**TASK:** Lines containing "ylabel" are to be counted. Give the number and nothing more.

**THE INPUT:**
◇ ◇ ◇ ◇ ◇

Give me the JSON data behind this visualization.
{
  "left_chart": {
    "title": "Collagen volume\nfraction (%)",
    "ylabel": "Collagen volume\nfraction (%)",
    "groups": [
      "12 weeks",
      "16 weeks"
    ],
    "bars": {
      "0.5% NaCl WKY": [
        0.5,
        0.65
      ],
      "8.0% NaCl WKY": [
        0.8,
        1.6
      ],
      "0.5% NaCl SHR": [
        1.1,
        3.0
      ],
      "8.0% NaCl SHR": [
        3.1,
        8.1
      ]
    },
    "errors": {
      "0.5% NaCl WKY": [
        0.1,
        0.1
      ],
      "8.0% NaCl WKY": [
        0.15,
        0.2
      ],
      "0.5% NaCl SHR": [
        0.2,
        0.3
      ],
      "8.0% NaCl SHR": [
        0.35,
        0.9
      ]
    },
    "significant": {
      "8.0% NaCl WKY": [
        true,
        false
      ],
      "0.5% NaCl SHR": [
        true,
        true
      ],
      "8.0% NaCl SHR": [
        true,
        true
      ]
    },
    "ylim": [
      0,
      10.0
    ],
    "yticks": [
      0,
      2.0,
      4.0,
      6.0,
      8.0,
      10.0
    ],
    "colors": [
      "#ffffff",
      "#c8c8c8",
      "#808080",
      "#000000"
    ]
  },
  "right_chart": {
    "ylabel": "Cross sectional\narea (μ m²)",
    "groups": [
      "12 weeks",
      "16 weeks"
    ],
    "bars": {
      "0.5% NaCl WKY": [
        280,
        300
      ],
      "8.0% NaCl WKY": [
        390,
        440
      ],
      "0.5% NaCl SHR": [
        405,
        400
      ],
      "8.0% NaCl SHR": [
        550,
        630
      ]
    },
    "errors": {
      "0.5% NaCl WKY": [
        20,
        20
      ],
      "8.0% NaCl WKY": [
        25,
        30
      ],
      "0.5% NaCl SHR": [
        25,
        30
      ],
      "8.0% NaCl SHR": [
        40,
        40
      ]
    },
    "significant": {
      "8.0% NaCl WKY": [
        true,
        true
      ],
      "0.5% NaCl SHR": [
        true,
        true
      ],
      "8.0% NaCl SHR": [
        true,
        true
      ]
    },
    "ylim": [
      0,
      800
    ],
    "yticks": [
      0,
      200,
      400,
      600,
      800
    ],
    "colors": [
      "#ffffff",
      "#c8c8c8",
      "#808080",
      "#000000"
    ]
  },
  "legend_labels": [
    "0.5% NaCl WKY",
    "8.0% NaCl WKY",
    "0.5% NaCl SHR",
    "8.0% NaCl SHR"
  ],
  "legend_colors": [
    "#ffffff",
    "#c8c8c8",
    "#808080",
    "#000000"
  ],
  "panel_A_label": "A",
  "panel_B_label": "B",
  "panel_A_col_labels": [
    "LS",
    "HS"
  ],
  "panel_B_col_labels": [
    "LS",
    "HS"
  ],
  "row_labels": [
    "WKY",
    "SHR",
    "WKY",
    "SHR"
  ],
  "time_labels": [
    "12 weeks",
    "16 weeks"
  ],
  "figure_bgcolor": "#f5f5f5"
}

◇ ◇ ◇ ◇ ◇

**SOLVED EXERCISE:** 2